## begin Material to process
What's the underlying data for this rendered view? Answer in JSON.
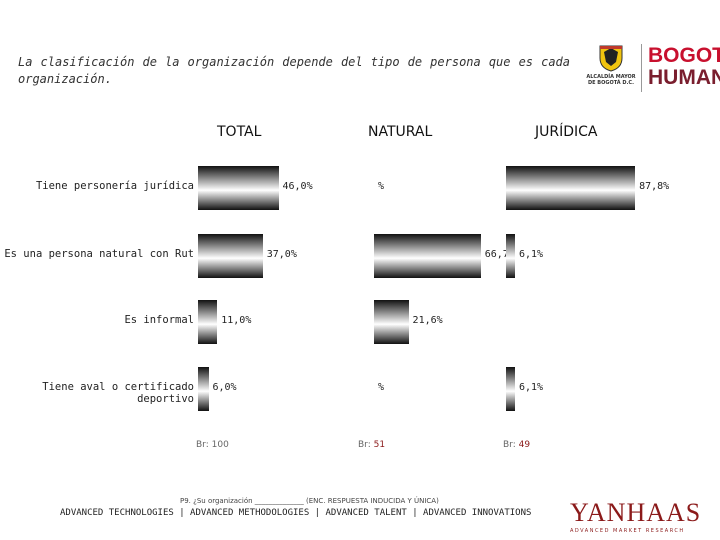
{
  "intro_text": "La clasificación de la organización depende del tipo de persona que es cada organización.",
  "logos": {
    "alcaldia_text": "ALCALDÍA MAYOR DE BOGOTÁ D.C.",
    "bogota_line1": "BOGOTÁ",
    "bogota_line2": "HUMANA",
    "firm_name": "YANHAAS",
    "firm_tagline": "ADVANCED MARKET RESEARCH"
  },
  "chart_data": {
    "type": "bar",
    "orientation": "horizontal",
    "categories": [
      "Tiene personería jurídica",
      "Es una persona natural con Rut",
      "Es informal",
      "Tiene aval o certificado deportivo"
    ],
    "series": [
      {
        "name": "TOTAL",
        "values": [
          46.0,
          37.0,
          11.0,
          6.0
        ],
        "labels": [
          "46,0%",
          "37,0%",
          "11,0%",
          "6,0%"
        ],
        "base_label": "Br:",
        "base_n": "100"
      },
      {
        "name": "NATURAL",
        "values": [
          0,
          66.7,
          21.6,
          0
        ],
        "labels": [
          "%",
          "66,7%",
          "21,6%",
          "%"
        ],
        "base_label": "Br:",
        "base_n": "51"
      },
      {
        "name": "JURÍDICA",
        "values": [
          87.8,
          6.1,
          0,
          6.1
        ],
        "labels": [
          "87,8%",
          "6,1%",
          "",
          "6,1%"
        ],
        "base_label": "Br:",
        "base_n": "49"
      }
    ],
    "xlim": [
      0,
      100
    ]
  },
  "footer": {
    "question": "P9. ¿Su organización ______________ (ENC. RESPUESTA INDUCIDA Y ÚNICA)",
    "advanced": "ADVANCED TECHNOLOGIES | ADVANCED METHODOLOGIES | ADVANCED TALENT | ADVANCED INNOVATIONS"
  },
  "colors": {
    "bar_dark": "#111111",
    "bar_light": "#ffffff",
    "accent": "#8b1a1a"
  }
}
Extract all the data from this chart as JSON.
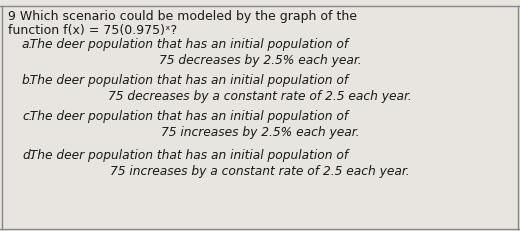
{
  "title_line1": "9 Which scenario could be modeled by the graph of the",
  "title_line2": "function f(x) = 75(0.975)ˣ?",
  "options": [
    {
      "label": "a.",
      "line1": "  The deer population that has an initial population of",
      "line2": "75 decreases by 2.5% each year."
    },
    {
      "label": "b.",
      "line1": "  The deer population that has an initial population of",
      "line2": "75 decreases by a constant rate of 2.5 each year."
    },
    {
      "label": "c.",
      "line1": "  The deer population that has an initial population of",
      "line2": "75 increases by 2.5% each year."
    },
    {
      "label": "d.",
      "line1": "  The deer population that has an initial population of",
      "line2": "75 increases by a constant rate of 2.5 each year."
    }
  ],
  "bg_color": "#e8e4df",
  "text_color": "#1a1a1a",
  "font_size_title": 9.0,
  "font_size_option": 8.8,
  "border_color": "#888888",
  "top_border_color": "#cccccc"
}
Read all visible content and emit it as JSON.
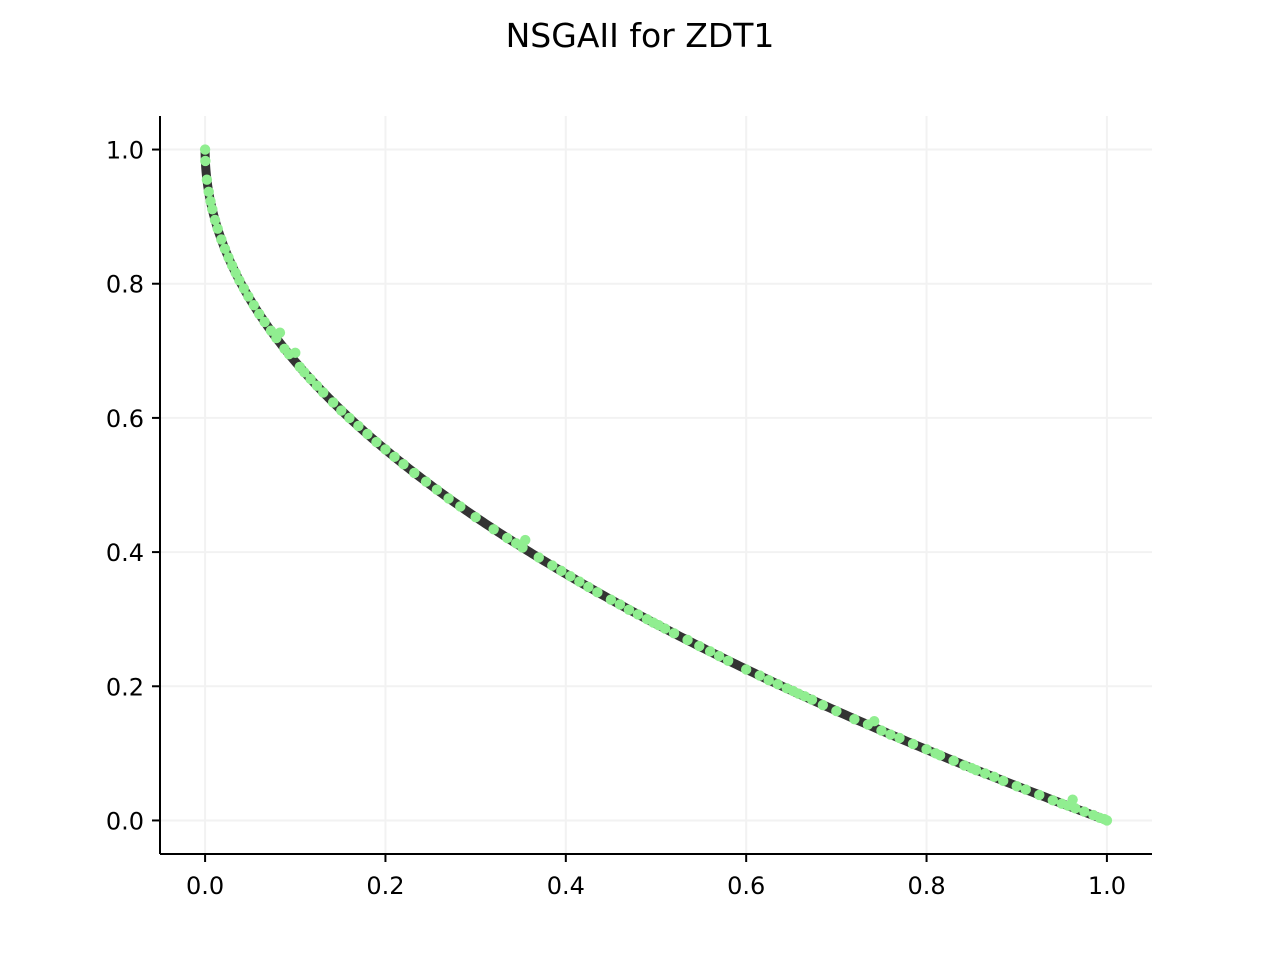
{
  "chart_data": {
    "type": "scatter",
    "title": "NSGAII for ZDT1",
    "xlabel": "",
    "ylabel": "",
    "xlim": [
      -0.05,
      1.05
    ],
    "ylim": [
      -0.05,
      1.05
    ],
    "x_ticks": [
      0.0,
      0.2,
      0.4,
      0.6,
      0.8,
      1.0
    ],
    "y_ticks": [
      0.0,
      0.2,
      0.4,
      0.6,
      0.8,
      1.0
    ],
    "x_tick_labels": [
      "0.0",
      "0.2",
      "0.4",
      "0.6",
      "0.8",
      "1.0"
    ],
    "y_tick_labels": [
      "0.0",
      "0.2",
      "0.4",
      "0.6",
      "0.8",
      "1.0"
    ],
    "grid": true,
    "legend": "none",
    "reference_front": {
      "description": "f2 = 1 - sqrt(f1)",
      "color": "#333333"
    },
    "series": [
      {
        "color": "#90ee90",
        "x": [
          0.0,
          0.0003,
          0.002,
          0.004,
          0.006,
          0.008,
          0.011,
          0.014,
          0.018,
          0.022,
          0.026,
          0.03,
          0.034,
          0.038,
          0.043,
          0.048,
          0.054,
          0.06,
          0.066,
          0.073,
          0.079,
          0.083,
          0.088,
          0.093,
          0.1,
          0.105,
          0.11,
          0.117,
          0.124,
          0.131,
          0.142,
          0.151,
          0.16,
          0.17,
          0.18,
          0.19,
          0.2,
          0.21,
          0.22,
          0.232,
          0.245,
          0.257,
          0.27,
          0.283,
          0.3,
          0.32,
          0.335,
          0.345,
          0.352,
          0.355,
          0.37,
          0.385,
          0.395,
          0.405,
          0.415,
          0.425,
          0.435,
          0.45,
          0.46,
          0.47,
          0.48,
          0.49,
          0.497,
          0.503,
          0.51,
          0.52,
          0.535,
          0.548,
          0.56,
          0.57,
          0.58,
          0.6,
          0.615,
          0.625,
          0.635,
          0.645,
          0.652,
          0.658,
          0.665,
          0.673,
          0.685,
          0.7,
          0.72,
          0.735,
          0.742,
          0.75,
          0.76,
          0.77,
          0.785,
          0.8,
          0.81,
          0.815,
          0.83,
          0.842,
          0.85,
          0.855,
          0.865,
          0.875,
          0.885,
          0.9,
          0.91,
          0.925,
          0.94,
          0.95,
          0.957,
          0.962,
          0.965,
          0.975,
          0.985,
          0.992,
          0.997,
          1.0
        ],
        "y": [
          1.0,
          0.983,
          0.955,
          0.937,
          0.923,
          0.911,
          0.895,
          0.882,
          0.866,
          0.852,
          0.839,
          0.827,
          0.816,
          0.805,
          0.793,
          0.781,
          0.768,
          0.755,
          0.743,
          0.73,
          0.719,
          0.727,
          0.703,
          0.695,
          0.697,
          0.676,
          0.668,
          0.658,
          0.648,
          0.638,
          0.623,
          0.611,
          0.6,
          0.588,
          0.576,
          0.564,
          0.553,
          0.542,
          0.531,
          0.518,
          0.505,
          0.493,
          0.48,
          0.468,
          0.452,
          0.434,
          0.421,
          0.413,
          0.407,
          0.418,
          0.392,
          0.38,
          0.372,
          0.364,
          0.356,
          0.348,
          0.34,
          0.329,
          0.322,
          0.314,
          0.307,
          0.3,
          0.295,
          0.291,
          0.286,
          0.279,
          0.269,
          0.26,
          0.252,
          0.245,
          0.238,
          0.225,
          0.216,
          0.209,
          0.203,
          0.197,
          0.193,
          0.189,
          0.185,
          0.18,
          0.172,
          0.163,
          0.151,
          0.143,
          0.148,
          0.134,
          0.128,
          0.123,
          0.114,
          0.106,
          0.1,
          0.097,
          0.089,
          0.082,
          0.078,
          0.075,
          0.07,
          0.065,
          0.059,
          0.051,
          0.046,
          0.038,
          0.03,
          0.025,
          0.022,
          0.031,
          0.018,
          0.013,
          0.008,
          0.004,
          0.002,
          0.0
        ]
      }
    ]
  }
}
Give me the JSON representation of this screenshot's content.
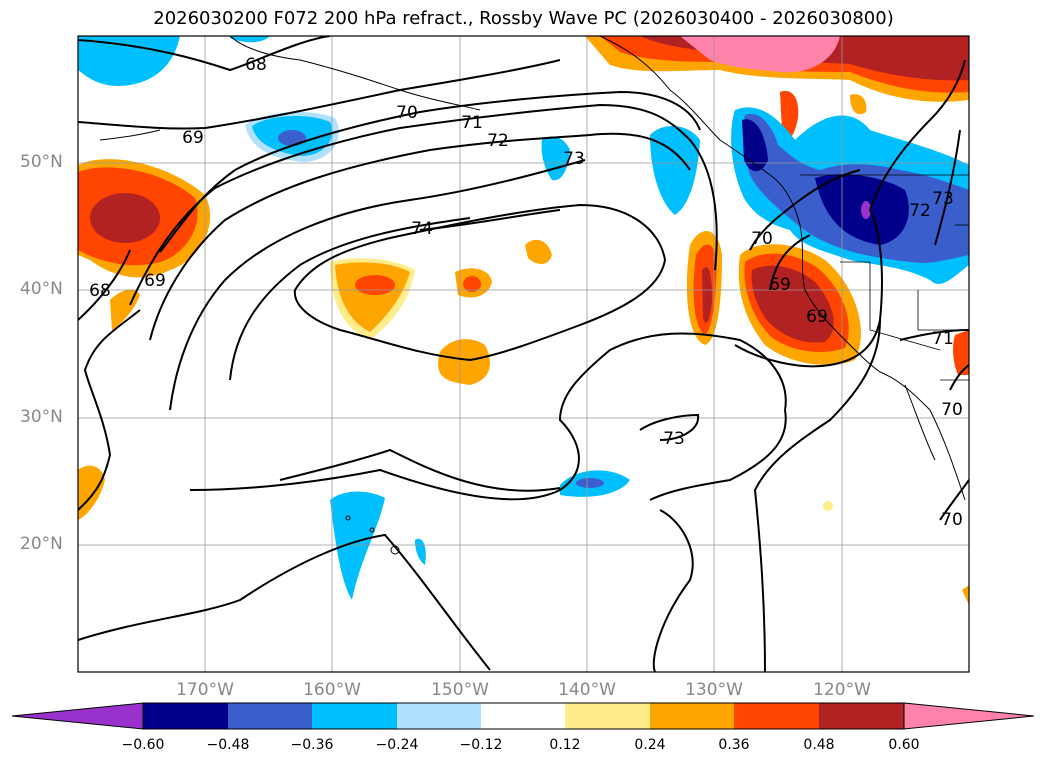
{
  "title": "2026030200 F072 200 hPa refract., Rossby Wave PC (2026030400 - 2026030800)",
  "lat_labels": [
    "50°N",
    "40°N",
    "30°N",
    "20°N"
  ],
  "lon_labels": [
    "170°W",
    "160°W",
    "150°W",
    "140°W",
    "130°W",
    "120°W"
  ],
  "contour_labels": [
    "68",
    "69",
    "70",
    "71",
    "72",
    "73",
    "74",
    "73",
    "69",
    "68",
    "69",
    "70",
    "69",
    "72",
    "73",
    "71",
    "70",
    "70"
  ],
  "colorbar": {
    "ticks": [
      "−0.60",
      "−0.48",
      "−0.36",
      "−0.24",
      "−0.12",
      "0.12",
      "0.24",
      "0.36",
      "0.48",
      "0.60"
    ],
    "colors": [
      "#9932cc",
      "#00008b",
      "#3a5fcd",
      "#00bfff",
      "#b0e2ff",
      "#ffffff",
      "#ffec8b",
      "#ffa500",
      "#ff4500",
      "#b22222",
      "#ff82ab"
    ]
  }
}
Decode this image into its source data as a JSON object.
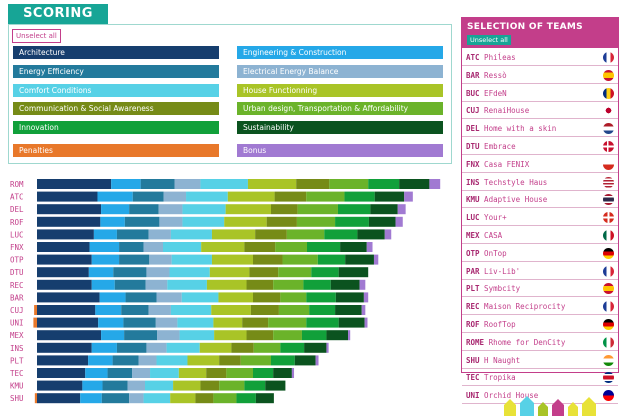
{
  "scoring": {
    "title": "SCORING",
    "unselect_label": "Unselect all",
    "categories": [
      {
        "label": "Architecture",
        "color": "#163e6e"
      },
      {
        "label": "Engineering & Construction",
        "color": "#25a8e8"
      },
      {
        "label": "Energy Efficiency",
        "color": "#237a9c"
      },
      {
        "label": "Electrical Energy Balance",
        "color": "#8db3d2"
      },
      {
        "label": "Comfort Conditions",
        "color": "#57d1e6"
      },
      {
        "label": "House Functionning",
        "color": "#a9c427"
      },
      {
        "label": "Communication & Social Awareness",
        "color": "#768b17"
      },
      {
        "label": "Urban design, Transportation & Affordability",
        "color": "#6bb32a"
      },
      {
        "label": "Innovation",
        "color": "#11a03a"
      },
      {
        "label": "Sustainability",
        "color": "#0b531f"
      },
      {
        "label": "Penalties",
        "color": "#e8782a"
      },
      {
        "label": "Bonus",
        "color": "#a17ad2"
      }
    ]
  },
  "chart_data": {
    "type": "bar",
    "stacked": true,
    "orientation": "horizontal",
    "categories": [
      "ROM",
      "ATC",
      "DEL",
      "ROF",
      "LUC",
      "FNX",
      "OTP",
      "DTU",
      "REC",
      "BAR",
      "CUJ",
      "UNI",
      "MEX",
      "INS",
      "PLT",
      "TEC",
      "KMU",
      "SHU"
    ],
    "series_order": [
      "Architecture",
      "Engineering & Construction",
      "Energy Efficiency",
      "Electrical Energy Balance",
      "Comfort Conditions",
      "House Functionning",
      "Communication & Social Awareness",
      "Urban design, Transportation & Affordability",
      "Innovation",
      "Sustainability",
      "Penalties",
      "Bonus"
    ],
    "series": [
      {
        "name": "Architecture",
        "values": [
          103,
          84,
          89,
          88,
          79,
          73,
          76,
          72,
          76,
          87,
          81,
          85,
          89,
          76,
          71,
          67,
          63,
          60
        ]
      },
      {
        "name": "Engineering & Construction",
        "values": [
          41,
          49,
          39,
          34,
          32,
          41,
          38,
          34,
          32,
          36,
          36,
          35,
          32,
          35,
          34,
          31,
          28,
          30
        ]
      },
      {
        "name": "Energy Efficiency",
        "values": [
          47,
          43,
          41,
          48,
          44,
          34,
          42,
          46,
          43,
          43,
          38,
          45,
          46,
          41,
          36,
          34,
          35,
          38
        ]
      },
      {
        "name": "Electrical Energy Balance",
        "values": [
          36,
          31,
          33,
          32,
          31,
          27,
          31,
          32,
          30,
          35,
          31,
          30,
          31,
          28,
          25,
          25,
          24,
          20
        ]
      },
      {
        "name": "Comfort Conditions",
        "values": [
          66,
          58,
          60,
          58,
          57,
          53,
          56,
          56,
          55,
          51,
          56,
          50,
          48,
          46,
          43,
          40,
          39,
          37
        ]
      },
      {
        "name": "House Functionning",
        "values": [
          67,
          65,
          63,
          59,
          60,
          60,
          57,
          55,
          55,
          48,
          55,
          40,
          45,
          44,
          44,
          38,
          38,
          35
        ]
      },
      {
        "name": "Communication & Social Awareness",
        "values": [
          46,
          44,
          37,
          42,
          44,
          43,
          41,
          40,
          37,
          38,
          39,
          36,
          37,
          31,
          30,
          28,
          26,
          25
        ]
      },
      {
        "name": "Urban design, Transportation & Affordability",
        "values": [
          54,
          53,
          56,
          53,
          52,
          44,
          49,
          46,
          42,
          36,
          42,
          53,
          40,
          37,
          42,
          37,
          35,
          32
        ]
      },
      {
        "name": "Innovation",
        "values": [
          43,
          42,
          45,
          47,
          46,
          46,
          38,
          38,
          38,
          41,
          36,
          45,
          34,
          33,
          33,
          28,
          29,
          27
        ]
      },
      {
        "name": "Sustainability",
        "values": [
          42,
          41,
          38,
          37,
          38,
          37,
          40,
          41,
          40,
          39,
          37,
          36,
          30,
          31,
          29,
          26,
          28,
          25
        ]
      },
      {
        "name": "Penalties",
        "values": [
          0,
          0,
          0,
          0,
          0,
          0,
          0,
          0,
          0,
          0,
          -4,
          -5,
          0,
          0,
          0,
          0,
          0,
          -3
        ]
      },
      {
        "name": "Bonus",
        "values": [
          15,
          12,
          11,
          10,
          9,
          8,
          6,
          0,
          8,
          6,
          5,
          4,
          3,
          3,
          4,
          3,
          0,
          0
        ]
      }
    ],
    "xlim": [
      -10,
      600
    ],
    "grid": false,
    "legend": "top"
  },
  "teams": {
    "title": "SELECTION OF TEAMS",
    "unselect_label": "Unselect all",
    "items": [
      {
        "code": "ATC",
        "name": "Phiĺeas",
        "flag": "france"
      },
      {
        "code": "BAR",
        "name": "Ressò",
        "flag": "spain"
      },
      {
        "code": "BUC",
        "name": "EFdeN",
        "flag": "romania"
      },
      {
        "code": "CUJ",
        "name": "RenaiHouse",
        "flag": "japan"
      },
      {
        "code": "DEL",
        "name": "Home with a skin",
        "flag": "netherlands"
      },
      {
        "code": "DTU",
        "name": "Embrace",
        "flag": "denmark"
      },
      {
        "code": "FNX",
        "name": "Casa FENIX",
        "flag": "chile"
      },
      {
        "code": "INS",
        "name": "Techstyle Haus",
        "flag": "usa"
      },
      {
        "code": "KMU",
        "name": "Adaptive House",
        "flag": "thailand"
      },
      {
        "code": "LUC",
        "name": "Your+",
        "flag": "switzerland"
      },
      {
        "code": "MEX",
        "name": "CASA",
        "flag": "mexico"
      },
      {
        "code": "OTP",
        "name": "OnTop",
        "flag": "germany"
      },
      {
        "code": "PAR",
        "name": "Liv-Lib'",
        "flag": "france"
      },
      {
        "code": "PLT",
        "name": "Symbcity",
        "flag": "spain"
      },
      {
        "code": "REC",
        "name": "Maison Reciprocity",
        "flag": "france"
      },
      {
        "code": "ROF",
        "name": "RoofTop",
        "flag": "germany"
      },
      {
        "code": "ROME",
        "name": "Rhome for DenCity",
        "flag": "italy"
      },
      {
        "code": "SHU",
        "name": "H Naught",
        "flag": "india"
      },
      {
        "code": "TEC",
        "name": "Tropika",
        "flag": "costa-rica"
      },
      {
        "code": "UNI",
        "name": "Orchid House",
        "flag": "taiwan"
      }
    ]
  }
}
## end Material to process
Your goal
Scan the listing above for the word "increases" and copy every line that holds it.

Reply to the exercise
      "line2": "75 increases by 2.5% each year."
      "line2": "75 increases by a constant rate of 2.5 each year."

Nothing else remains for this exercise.